[Stored entries]
##############################

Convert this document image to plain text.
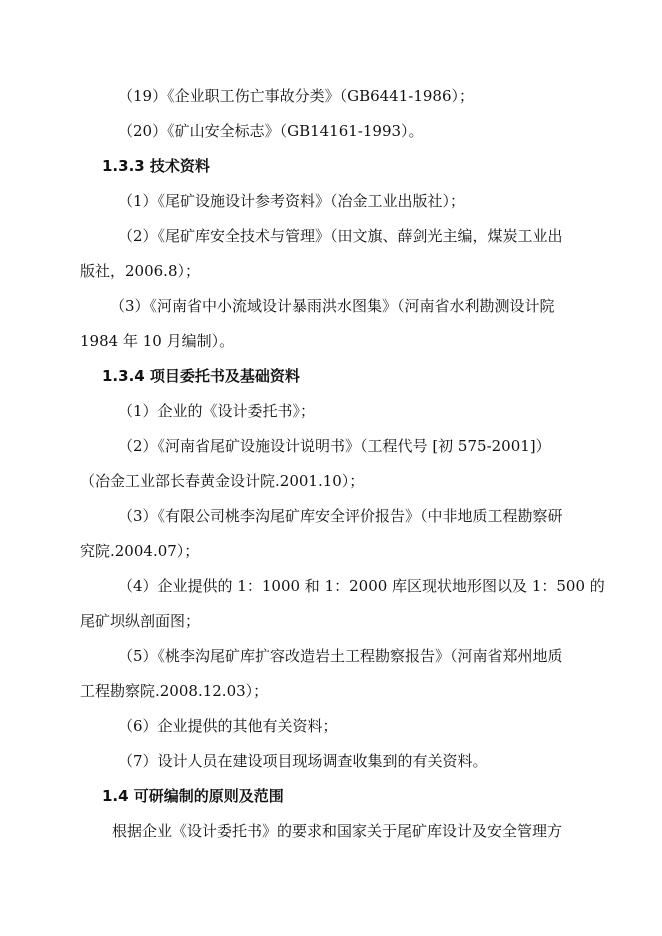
（19）《企业职工伤亡事故分类》（GB6441-1986）；
（20）《矿山安全标志》（GB14161-1993）。
1.3.3 技术资料
（1）《尾矿设施设计参考资料》（冶金工业出版社）；
（2）《尾矿库安全技术与管理》（田文旗、薛剑光主编，煤炭工业出
版社，2006.8）；
（3）《河南省中小流域设计暴雨洪水图集》（河南省水利勘测设计院
1984 年 10 月编制）。
1.3.4 项目委托书及基础资料
（1）企业的《设计委托书》；
（2）《河南省尾矿设施设计说明书》（工程代号 [初 575-2001]）
（冶金工业部长春黄金设计院.2001.10）；
（3）《有限公司桃李沟尾矿库安全评价报告》（中非地质工程勘察研
究院.2004.07）；
（4）企业提供的 1：1000 和 1：2000 库区现状地形图以及 1：500 的
尾矿坝纵剖面图；
（5）《桃李沟尾矿库扩容改造岩土工程勘察报告》（河南省郑州地质
工程勘察院.2008.12.03）；
（6）企业提供的其他有关资料；
（7）设计人员在建设项目现场调查收集到的有关资料。
1.4 可研编制的原则及范围
根据企业《设计委托书》的要求和国家关于尾矿库设计及安全管理方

##############################

▶ **EXERCISE DIRECTIONS**:
Set the pictures aside and transcribe the data above exactly.

▶ **PROBLEM SOLUTION**:
Convert this document image to plain text.
（19）《企业职工伤亡事故分类》（GB6441-1986）；
（20）《矿山安全标志》（GB14161-1993）。
1.3.3 技术资料
（1）《尾矿设施设计参考资料》（冶金工业出版社）；
（2）《尾矿库安全技术与管理》（田文旗、薛剑光主编，煤炭工业出
版社，2006.8）；
（3）《河南省中小流域设计暴雨洪水图集》（河南省水利勘测设计院
1984 年 10 月编制）。
1.3.4 项目委托书及基础资料
（1）企业的《设计委托书》；
（2）《河南省尾矿设施设计说明书》（工程代号 [初 575-2001]）
（冶金工业部长春黄金设计院.2001.10）；
（3）《有限公司桃李沟尾矿库安全评价报告》（中非地质工程勘察研
究院.2004.07）；
（4）企业提供的 1：1000 和 1：2000 库区现状地形图以及 1：500 的
尾矿坝纵剖面图；
（5）《桃李沟尾矿库扩容改造岩土工程勘察报告》（河南省郑州地质
工程勘察院.2008.12.03）；
（6）企业提供的其他有关资料；
（7）设计人员在建设项目现场调查收集到的有关资料。
1.4 可研编制的原则及范围
根据企业《设计委托书》的要求和国家关于尾矿库设计及安全管理方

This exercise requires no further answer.